Burası 30 yıldan uzun süredir aynı yerde hizmet veriyor ve bunu başaran çok fazla esnaf lokantası yok. Socrates Dergi editörü Atahan Altınordu iki ay önce kendisini yıllardır ailesinin işlettiği bu dükkânın başında buldu. Bilmediği bir yolun ilk günlerini ondan dinledik.
4. Levent Ata Lokantası, bugün bulunduğum konum nedeniyle söylemiyorum, hayatım boyunca dışarıda yemeyi en sevdiğim yer oldu. Lokantanın yemeklerini 1996-2018 arasında genellikle annem yaptı ve evet, bu nedenle seviyor olabilirim. Sonuçta damak tadı anne eliyle ilişkili olarak gelişiyor. Fakat sevgimde yalnız değilim. En basitinden, editörlüğünü yaptığım Socrates’in sanayi sitesine taşınmasında bile bir miktar pay sahibi burası, hepimiz çok seviyoruz. Türkiye’nin yaşadığı tüm ekonomik, kültürel ve çevresel değişimlere bir şekilde direnip 1989’dan bu yana varlığını sürdüren çok fazla esnaf lokantası olmadığını da düşünürsek, bu lokanta kendini sevdiren bir yer.

== Alıştırmalar ==
1. Ata Lokantası metnine göre şu soruları cevaplayın:
(a) Lokanta hangi yıldan bu yana varlığını sürdürüyor?
(b) 1996-2018 arasında lokantanın yemeklerini genellikle kim yaptı?
(c) Atahan Altınordu hangi derginin editörü?
2. Ata Lokantası metnini son cümlesinden sonra devam ettirin.
Öğelerin Ata Lokantası metniyle hiçbir bağı yok.

== Sıralanan Öğeler ==
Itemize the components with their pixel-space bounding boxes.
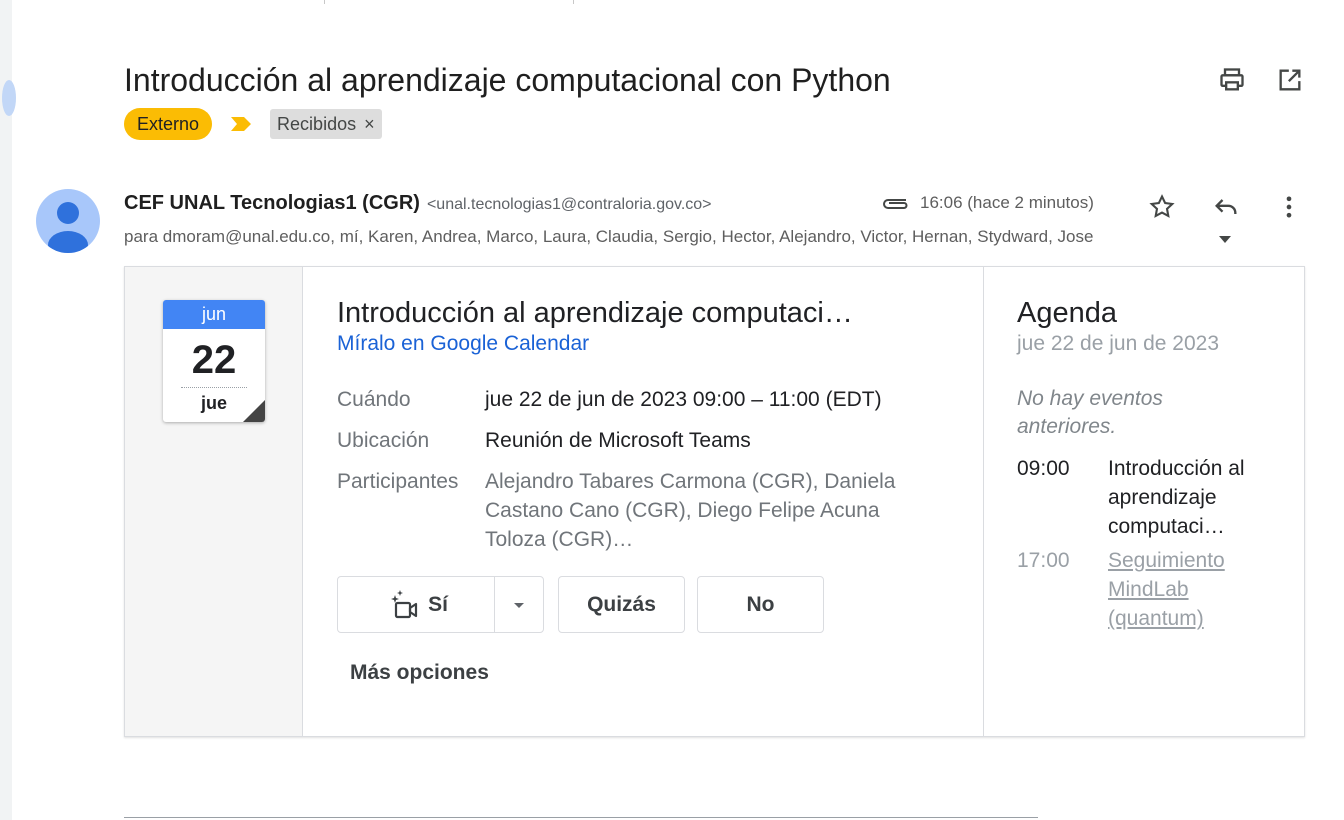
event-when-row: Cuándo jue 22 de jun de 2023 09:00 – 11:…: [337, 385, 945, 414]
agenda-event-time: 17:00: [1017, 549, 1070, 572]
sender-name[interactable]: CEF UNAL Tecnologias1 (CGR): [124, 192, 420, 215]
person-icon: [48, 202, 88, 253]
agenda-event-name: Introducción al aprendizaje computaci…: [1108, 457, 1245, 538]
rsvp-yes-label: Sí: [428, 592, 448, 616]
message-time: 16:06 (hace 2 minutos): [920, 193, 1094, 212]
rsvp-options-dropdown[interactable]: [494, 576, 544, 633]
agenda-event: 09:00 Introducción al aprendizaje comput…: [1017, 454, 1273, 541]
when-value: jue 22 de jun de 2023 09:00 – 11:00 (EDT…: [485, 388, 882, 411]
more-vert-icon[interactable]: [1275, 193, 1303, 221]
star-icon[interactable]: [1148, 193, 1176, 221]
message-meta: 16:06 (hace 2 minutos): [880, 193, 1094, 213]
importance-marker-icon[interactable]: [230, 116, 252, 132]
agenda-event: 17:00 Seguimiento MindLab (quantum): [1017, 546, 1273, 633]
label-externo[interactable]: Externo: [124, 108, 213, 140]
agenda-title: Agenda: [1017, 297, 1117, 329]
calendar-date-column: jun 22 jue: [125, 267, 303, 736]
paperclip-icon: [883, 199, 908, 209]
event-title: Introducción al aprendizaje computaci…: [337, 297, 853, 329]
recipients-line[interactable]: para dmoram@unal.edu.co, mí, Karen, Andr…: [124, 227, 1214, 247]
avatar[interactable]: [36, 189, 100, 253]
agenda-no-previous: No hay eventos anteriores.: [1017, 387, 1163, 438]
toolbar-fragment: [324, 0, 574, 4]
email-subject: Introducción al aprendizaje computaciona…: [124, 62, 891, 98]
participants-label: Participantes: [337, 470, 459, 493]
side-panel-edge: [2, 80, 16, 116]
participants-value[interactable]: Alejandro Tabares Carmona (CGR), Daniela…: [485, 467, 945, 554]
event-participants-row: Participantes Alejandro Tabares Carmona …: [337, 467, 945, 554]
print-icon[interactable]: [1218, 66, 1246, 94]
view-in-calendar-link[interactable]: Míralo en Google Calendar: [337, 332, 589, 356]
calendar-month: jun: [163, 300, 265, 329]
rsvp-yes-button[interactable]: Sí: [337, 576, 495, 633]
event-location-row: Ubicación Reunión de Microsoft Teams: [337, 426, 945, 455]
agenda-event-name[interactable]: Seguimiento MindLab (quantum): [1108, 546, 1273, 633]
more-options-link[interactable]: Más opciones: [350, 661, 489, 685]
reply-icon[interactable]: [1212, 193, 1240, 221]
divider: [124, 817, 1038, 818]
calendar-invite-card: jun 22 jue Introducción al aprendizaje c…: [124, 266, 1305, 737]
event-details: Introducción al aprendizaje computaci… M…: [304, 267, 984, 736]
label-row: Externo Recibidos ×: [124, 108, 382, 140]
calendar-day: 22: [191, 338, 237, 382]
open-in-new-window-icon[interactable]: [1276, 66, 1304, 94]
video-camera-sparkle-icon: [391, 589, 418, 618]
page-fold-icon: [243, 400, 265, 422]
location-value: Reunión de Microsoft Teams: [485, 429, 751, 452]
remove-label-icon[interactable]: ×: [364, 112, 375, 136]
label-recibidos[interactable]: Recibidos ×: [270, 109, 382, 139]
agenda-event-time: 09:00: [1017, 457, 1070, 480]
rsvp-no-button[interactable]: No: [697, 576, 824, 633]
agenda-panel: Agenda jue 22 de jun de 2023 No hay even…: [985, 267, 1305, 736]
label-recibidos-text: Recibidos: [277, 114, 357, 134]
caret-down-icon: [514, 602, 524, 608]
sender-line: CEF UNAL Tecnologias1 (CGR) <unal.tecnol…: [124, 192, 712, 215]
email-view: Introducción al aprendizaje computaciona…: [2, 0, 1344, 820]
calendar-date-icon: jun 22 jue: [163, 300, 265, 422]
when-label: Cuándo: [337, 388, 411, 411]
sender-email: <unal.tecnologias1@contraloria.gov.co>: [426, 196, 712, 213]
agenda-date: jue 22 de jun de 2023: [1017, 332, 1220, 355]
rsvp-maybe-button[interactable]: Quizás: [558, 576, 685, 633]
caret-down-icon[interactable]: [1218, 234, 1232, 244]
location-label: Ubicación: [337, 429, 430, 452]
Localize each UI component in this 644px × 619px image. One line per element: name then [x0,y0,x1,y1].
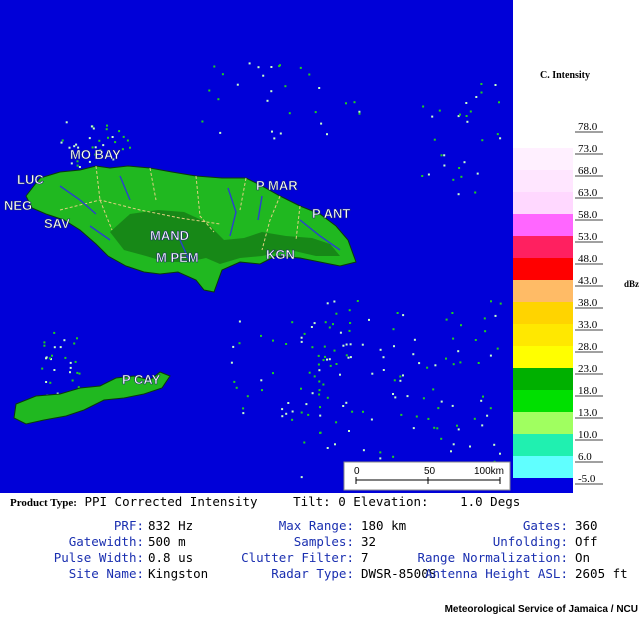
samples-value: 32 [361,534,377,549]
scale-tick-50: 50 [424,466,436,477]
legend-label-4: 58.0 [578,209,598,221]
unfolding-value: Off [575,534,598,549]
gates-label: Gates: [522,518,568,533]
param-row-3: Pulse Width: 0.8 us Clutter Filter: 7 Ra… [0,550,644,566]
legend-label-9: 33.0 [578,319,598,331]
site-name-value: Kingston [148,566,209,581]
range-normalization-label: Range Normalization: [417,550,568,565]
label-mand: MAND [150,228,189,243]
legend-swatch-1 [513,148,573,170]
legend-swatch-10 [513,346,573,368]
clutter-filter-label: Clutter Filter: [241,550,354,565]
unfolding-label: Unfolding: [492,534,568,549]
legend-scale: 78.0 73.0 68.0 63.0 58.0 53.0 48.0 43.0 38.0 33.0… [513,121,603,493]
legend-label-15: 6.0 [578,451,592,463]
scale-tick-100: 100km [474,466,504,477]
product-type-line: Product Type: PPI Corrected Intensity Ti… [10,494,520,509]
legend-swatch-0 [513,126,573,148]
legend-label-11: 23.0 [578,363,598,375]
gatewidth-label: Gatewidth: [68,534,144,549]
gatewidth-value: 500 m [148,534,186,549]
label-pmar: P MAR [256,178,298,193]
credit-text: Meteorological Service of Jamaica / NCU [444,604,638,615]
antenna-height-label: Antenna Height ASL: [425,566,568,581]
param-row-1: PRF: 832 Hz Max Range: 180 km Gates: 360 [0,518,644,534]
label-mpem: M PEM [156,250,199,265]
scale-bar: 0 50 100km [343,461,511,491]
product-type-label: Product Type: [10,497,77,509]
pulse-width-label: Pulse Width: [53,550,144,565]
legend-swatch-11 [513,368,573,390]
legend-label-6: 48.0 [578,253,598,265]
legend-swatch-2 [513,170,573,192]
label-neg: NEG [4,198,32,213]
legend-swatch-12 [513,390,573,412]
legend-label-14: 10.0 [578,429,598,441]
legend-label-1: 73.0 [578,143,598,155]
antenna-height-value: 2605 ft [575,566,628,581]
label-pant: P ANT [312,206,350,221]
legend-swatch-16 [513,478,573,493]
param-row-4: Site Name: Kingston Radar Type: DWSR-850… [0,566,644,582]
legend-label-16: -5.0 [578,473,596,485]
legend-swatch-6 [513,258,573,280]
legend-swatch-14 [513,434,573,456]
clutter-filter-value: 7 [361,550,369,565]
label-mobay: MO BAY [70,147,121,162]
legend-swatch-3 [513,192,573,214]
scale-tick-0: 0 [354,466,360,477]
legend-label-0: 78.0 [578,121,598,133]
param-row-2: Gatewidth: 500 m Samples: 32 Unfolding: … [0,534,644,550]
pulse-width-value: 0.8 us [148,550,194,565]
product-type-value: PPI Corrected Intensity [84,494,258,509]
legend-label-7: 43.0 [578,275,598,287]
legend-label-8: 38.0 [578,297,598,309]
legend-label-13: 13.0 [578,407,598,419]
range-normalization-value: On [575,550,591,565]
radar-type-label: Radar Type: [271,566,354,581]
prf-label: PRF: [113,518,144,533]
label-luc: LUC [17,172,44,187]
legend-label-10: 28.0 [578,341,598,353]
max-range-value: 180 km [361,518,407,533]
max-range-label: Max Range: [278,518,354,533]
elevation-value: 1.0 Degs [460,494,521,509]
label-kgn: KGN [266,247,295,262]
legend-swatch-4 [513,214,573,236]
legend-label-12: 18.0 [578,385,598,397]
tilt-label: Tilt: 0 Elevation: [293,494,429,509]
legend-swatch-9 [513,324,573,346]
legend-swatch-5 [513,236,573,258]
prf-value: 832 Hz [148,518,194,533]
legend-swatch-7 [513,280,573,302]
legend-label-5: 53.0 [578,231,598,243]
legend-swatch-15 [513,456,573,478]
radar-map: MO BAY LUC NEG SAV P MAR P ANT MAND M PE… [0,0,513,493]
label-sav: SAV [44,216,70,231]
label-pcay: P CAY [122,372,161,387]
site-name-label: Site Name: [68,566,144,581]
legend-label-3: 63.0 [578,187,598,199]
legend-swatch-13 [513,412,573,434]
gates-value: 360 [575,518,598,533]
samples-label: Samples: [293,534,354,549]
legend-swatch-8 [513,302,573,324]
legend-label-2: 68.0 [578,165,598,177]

== Sırayla Cevaplar ==
1.
(a) 1989'dan bu yana.
(b) Atahan Altınordu'nun annesi.
(c) Socrates Dergi.

2.
Aslında dedemin yıllar boyunca Anadol parçaları sattığı bir dükkânmış. 1987’de vefat etmesiyle birlikte babam işin başına geçmiş. O güne kadar hayatını kulüplerde diskjokeylik yaparak geçiren babam bu işi yürütemeyince, arkadaşının önerisiyle dükkânı köfteciye çevirmiş. Ve zamanla işleri büyütmüş. 2018 yılında Ata Lokantası, annemin insanüstü emeği ve babamın kimsede görmediğim titizliğiyle iyi bir noktaya gelmişti. Ancak önce annemin, sonra onun yokluğuna dayanamayan babamın peş peşe göçüp gitmesiyle kendimi, babamın 1987’de olduğu konumda buldum.
ACABA HAMİT USTA NE PİŞİRDİ?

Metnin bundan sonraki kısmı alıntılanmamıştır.